[Your goal]:
The lines to extract start at the one containing "Read this page and output its text content." and end with the last line; give them exactly and nothing more.
START Dataset excerpts
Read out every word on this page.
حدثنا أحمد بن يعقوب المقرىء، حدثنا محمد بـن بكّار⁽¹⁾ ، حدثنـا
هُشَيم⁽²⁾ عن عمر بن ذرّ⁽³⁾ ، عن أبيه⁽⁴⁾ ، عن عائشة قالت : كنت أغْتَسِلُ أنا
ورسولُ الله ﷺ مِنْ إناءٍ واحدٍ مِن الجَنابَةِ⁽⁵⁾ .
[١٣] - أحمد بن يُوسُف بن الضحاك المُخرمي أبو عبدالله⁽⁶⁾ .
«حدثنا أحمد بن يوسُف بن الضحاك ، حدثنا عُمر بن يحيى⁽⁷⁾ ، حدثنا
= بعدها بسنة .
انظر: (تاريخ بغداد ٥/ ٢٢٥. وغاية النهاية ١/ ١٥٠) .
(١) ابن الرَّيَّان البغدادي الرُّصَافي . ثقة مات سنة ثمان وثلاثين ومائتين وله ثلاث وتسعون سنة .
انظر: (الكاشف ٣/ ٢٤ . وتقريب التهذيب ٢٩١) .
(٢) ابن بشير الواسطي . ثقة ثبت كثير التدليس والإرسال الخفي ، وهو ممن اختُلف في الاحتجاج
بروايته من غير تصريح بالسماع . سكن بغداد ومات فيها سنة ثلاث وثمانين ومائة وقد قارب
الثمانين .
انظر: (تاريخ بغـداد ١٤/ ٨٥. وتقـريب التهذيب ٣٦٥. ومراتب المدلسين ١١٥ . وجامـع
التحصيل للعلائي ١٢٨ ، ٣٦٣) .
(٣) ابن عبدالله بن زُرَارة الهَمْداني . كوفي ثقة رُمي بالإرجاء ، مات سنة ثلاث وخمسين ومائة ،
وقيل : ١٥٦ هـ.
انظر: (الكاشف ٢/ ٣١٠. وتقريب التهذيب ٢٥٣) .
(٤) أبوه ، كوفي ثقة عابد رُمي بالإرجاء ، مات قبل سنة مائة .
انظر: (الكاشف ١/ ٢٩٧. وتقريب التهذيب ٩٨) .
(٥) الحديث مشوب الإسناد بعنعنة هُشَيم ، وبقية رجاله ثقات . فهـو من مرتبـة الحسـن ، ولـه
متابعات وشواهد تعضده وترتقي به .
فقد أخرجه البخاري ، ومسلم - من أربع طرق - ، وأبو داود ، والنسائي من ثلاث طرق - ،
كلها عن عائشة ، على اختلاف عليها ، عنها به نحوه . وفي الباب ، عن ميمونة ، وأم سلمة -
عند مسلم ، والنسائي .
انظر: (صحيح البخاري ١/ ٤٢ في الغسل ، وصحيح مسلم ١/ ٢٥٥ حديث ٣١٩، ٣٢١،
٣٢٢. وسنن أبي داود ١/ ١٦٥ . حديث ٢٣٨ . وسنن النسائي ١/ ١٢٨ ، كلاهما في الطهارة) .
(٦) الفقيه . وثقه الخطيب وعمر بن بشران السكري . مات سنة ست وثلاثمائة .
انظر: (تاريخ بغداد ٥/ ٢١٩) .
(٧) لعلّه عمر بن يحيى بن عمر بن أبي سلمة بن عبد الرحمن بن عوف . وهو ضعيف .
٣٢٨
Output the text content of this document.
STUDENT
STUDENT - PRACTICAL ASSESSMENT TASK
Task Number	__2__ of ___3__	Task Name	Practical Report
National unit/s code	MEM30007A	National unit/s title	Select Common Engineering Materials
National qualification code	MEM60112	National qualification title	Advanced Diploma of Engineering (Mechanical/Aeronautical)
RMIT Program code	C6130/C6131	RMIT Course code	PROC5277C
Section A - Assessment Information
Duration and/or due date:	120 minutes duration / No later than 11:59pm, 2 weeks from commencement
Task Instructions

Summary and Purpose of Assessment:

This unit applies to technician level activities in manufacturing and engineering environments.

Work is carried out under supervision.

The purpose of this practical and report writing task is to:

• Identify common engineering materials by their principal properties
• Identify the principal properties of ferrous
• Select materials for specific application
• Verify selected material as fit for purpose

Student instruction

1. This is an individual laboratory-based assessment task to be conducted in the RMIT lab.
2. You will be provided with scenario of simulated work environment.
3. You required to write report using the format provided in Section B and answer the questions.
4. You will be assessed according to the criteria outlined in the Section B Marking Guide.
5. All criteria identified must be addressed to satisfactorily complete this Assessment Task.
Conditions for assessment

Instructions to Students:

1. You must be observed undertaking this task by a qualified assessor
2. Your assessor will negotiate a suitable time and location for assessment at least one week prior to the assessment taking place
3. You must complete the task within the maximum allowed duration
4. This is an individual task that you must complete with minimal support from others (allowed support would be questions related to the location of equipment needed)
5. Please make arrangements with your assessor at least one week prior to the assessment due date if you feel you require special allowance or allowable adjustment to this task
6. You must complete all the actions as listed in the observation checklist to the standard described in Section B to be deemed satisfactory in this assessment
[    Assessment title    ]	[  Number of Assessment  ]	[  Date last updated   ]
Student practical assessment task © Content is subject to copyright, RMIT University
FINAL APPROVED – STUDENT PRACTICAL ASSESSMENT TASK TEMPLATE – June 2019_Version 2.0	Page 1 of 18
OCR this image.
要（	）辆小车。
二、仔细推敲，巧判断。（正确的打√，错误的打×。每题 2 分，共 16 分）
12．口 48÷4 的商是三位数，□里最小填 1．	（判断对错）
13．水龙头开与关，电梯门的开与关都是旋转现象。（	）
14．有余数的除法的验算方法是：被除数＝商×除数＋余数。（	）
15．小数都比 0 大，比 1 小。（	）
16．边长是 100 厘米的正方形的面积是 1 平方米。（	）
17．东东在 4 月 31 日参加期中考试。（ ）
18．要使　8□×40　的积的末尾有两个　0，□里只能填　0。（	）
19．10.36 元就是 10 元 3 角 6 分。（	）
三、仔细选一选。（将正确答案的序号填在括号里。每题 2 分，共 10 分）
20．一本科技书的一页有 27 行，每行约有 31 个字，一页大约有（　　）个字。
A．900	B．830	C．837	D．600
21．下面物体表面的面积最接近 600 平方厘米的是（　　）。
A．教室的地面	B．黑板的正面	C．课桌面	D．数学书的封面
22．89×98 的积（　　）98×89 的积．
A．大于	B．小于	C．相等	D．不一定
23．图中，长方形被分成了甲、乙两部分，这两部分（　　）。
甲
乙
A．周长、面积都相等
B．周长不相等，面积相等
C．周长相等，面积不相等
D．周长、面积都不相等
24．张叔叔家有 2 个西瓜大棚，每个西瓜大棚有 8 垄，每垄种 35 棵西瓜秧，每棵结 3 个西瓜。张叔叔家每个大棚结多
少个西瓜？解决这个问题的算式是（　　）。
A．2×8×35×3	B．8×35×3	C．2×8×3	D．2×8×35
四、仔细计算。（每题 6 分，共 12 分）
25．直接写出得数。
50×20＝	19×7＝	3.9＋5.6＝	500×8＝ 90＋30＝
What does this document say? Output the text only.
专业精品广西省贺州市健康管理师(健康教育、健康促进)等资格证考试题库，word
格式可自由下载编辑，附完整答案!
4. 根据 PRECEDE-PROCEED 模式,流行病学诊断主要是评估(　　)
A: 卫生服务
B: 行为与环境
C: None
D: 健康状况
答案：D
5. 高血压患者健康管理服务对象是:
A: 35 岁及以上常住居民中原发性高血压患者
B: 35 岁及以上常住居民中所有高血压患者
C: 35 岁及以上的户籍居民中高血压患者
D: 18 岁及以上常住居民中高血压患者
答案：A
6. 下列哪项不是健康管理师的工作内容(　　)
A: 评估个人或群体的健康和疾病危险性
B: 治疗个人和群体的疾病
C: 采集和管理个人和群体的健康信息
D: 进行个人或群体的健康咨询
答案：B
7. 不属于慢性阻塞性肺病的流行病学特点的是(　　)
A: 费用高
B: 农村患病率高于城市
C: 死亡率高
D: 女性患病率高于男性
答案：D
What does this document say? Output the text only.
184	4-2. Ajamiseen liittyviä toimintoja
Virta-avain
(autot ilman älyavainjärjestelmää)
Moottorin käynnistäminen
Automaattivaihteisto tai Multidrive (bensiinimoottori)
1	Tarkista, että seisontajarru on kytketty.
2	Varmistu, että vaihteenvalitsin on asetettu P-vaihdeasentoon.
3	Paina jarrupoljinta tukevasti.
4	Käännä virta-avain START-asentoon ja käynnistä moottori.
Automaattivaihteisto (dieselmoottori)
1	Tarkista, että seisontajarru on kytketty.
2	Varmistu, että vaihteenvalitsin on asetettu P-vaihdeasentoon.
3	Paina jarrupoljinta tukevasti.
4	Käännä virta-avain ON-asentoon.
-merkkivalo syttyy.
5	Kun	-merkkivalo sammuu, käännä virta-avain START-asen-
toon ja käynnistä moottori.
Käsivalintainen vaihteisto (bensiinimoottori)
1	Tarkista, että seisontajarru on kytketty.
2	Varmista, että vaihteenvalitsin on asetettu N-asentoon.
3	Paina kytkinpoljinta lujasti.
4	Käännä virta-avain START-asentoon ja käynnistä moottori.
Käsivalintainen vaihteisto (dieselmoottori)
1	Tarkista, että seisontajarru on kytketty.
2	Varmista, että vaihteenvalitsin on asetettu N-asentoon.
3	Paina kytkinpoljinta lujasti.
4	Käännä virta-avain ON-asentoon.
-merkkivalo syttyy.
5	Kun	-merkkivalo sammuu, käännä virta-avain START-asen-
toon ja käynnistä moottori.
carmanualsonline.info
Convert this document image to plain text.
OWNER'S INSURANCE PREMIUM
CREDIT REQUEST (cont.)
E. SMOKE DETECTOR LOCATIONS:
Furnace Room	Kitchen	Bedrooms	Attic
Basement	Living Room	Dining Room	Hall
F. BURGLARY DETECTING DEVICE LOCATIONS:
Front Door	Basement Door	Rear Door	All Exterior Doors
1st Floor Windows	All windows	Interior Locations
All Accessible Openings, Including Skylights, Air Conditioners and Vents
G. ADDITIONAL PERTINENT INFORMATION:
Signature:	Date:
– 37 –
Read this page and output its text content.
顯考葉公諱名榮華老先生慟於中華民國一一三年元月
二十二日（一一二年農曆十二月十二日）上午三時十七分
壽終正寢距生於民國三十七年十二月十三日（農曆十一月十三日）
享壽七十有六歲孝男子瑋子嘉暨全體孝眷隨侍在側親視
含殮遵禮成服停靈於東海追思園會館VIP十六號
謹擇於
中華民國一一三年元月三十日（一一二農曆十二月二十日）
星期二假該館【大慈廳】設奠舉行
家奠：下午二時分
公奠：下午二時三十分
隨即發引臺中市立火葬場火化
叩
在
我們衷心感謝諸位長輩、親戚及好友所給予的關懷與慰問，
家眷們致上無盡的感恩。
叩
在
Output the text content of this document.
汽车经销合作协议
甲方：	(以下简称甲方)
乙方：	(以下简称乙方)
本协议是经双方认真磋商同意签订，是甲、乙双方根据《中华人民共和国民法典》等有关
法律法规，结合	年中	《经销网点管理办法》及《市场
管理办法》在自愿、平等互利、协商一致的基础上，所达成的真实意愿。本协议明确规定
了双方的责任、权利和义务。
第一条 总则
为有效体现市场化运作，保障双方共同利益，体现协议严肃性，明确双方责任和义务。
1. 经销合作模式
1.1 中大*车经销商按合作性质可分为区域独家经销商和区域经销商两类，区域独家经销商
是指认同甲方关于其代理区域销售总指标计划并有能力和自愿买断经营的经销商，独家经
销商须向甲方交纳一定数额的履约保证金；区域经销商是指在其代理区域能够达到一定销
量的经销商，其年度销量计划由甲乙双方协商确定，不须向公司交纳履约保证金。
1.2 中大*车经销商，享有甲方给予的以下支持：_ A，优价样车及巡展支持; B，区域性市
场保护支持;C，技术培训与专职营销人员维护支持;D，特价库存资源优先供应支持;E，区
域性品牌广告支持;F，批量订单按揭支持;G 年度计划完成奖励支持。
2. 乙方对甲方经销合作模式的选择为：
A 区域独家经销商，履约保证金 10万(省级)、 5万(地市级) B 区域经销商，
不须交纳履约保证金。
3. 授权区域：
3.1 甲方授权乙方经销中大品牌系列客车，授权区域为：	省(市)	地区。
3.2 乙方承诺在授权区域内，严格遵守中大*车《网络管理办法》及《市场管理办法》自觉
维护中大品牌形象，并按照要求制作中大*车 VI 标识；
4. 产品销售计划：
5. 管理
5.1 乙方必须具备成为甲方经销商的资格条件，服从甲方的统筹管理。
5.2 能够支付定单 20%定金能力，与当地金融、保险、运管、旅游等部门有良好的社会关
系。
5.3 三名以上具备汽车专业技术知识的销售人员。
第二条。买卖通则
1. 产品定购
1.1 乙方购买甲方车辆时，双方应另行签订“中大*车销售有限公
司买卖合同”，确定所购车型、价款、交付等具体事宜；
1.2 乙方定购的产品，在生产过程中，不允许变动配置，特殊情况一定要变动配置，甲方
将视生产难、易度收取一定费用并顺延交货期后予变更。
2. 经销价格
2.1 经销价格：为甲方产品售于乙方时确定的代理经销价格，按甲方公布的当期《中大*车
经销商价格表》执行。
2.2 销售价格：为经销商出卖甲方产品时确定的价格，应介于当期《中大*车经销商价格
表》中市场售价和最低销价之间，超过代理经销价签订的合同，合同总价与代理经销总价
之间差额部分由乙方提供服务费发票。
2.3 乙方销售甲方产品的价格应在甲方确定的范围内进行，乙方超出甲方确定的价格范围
END Dataset excerpts
[Worked answer]:
Read this page and output its text content.
顯考葉公諱名榮華老先生慟於中華民國一一三年元月
二十二日（一一二年農曆十二月十二日）上午三時十七分
壽終正寢距生於民國三十七年十二月十三日（農曆十一月十三日）
享壽七十有六歲孝男子瑋子嘉暨全體孝眷隨侍在側親視
含殮遵禮成服停靈於東海追思園會館VIP十六號
謹擇於
中華民國一一三年元月三十日（一一二農曆十二月二十日）
星期二假該館【大慈廳】設奠舉行
家奠：下午二時分
公奠：下午二時三十分
隨即發引臺中市立火葬場火化
叩
在
我們衷心感謝諸位長輩、親戚及好友所給予的關懷與慰問，
家眷們致上無盡的感恩。
叩
在
Output the text content of this document.
汽车经销合作协议
甲方：	(以下简称甲方)
乙方：	(以下简称乙方)
本协议是经双方认真磋商同意签订，是甲、乙双方根据《中华人民共和国民法典》等有关
法律法规，结合	年中	《经销网点管理办法》及《市场
管理办法》在自愿、平等互利、协商一致的基础上，所达成的真实意愿。本协议明确规定
了双方的责任、权利和义务。
第一条 总则
为有效体现市场化运作，保障双方共同利益，体现协议严肃性，明确双方责任和义务。
1. 经销合作模式
1.1 中大*车经销商按合作性质可分为区域独家经销商和区域经销商两类，区域独家经销商
是指认同甲方关于其代理区域销售总指标计划并有能力和自愿买断经营的经销商，独家经
销商须向甲方交纳一定数额的履约保证金；区域经销商是指在其代理区域能够达到一定销
量的经销商，其年度销量计划由甲乙双方协商确定，不须向公司交纳履约保证金。
1.2 中大*车经销商，享有甲方给予的以下支持：_ A，优价样车及巡展支持; B，区域性市
场保护支持;C，技术培训与专职营销人员维护支持;D，特价库存资源优先供应支持;E，区
域性品牌广告支持;F，批量订单按揭支持;G 年度计划完成奖励支持。
2. 乙方对甲方经销合作模式的选择为：
A 区域独家经销商，履约保证金 10万(省级)、 5万(地市级) B 区域经销商，
不须交纳履约保证金。
3. 授权区域：
3.1 甲方授权乙方经销中大品牌系列客车，授权区域为：	省(市)	地区。
3.2 乙方承诺在授权区域内，严格遵守中大*车《网络管理办法》及《市场管理办法》自觉
维护中大品牌形象，并按照要求制作中大*车 VI 标识；
4. 产品销售计划：
5. 管理
5.1 乙方必须具备成为甲方经销商的资格条件，服从甲方的统筹管理。
5.2 能够支付定单 20%定金能力，与当地金融、保险、运管、旅游等部门有良好的社会关
系。
5.3 三名以上具备汽车专业技术知识的销售人员。
第二条。买卖通则
1. 产品定购
1.1 乙方购买甲方车辆时，双方应另行签订“中大*车销售有限公
司买卖合同”，确定所购车型、价款、交付等具体事宜；
1.2 乙方定购的产品，在生产过程中，不允许变动配置，特殊情况一定要变动配置，甲方
将视生产难、易度收取一定费用并顺延交货期后予变更。
2. 经销价格
2.1 经销价格：为甲方产品售于乙方时确定的代理经销价格，按甲方公布的当期《中大*车
经销商价格表》执行。
2.2 销售价格：为经销商出卖甲方产品时确定的价格，应介于当期《中大*车经销商价格
表》中市场售价和最低销价之间，超过代理经销价签订的合同，合同总价与代理经销总价
之间差额部分由乙方提供服务费发票。
2.3 乙方销售甲方产品的价格应在甲方确定的范围内进行，乙方超出甲方确定的价格范围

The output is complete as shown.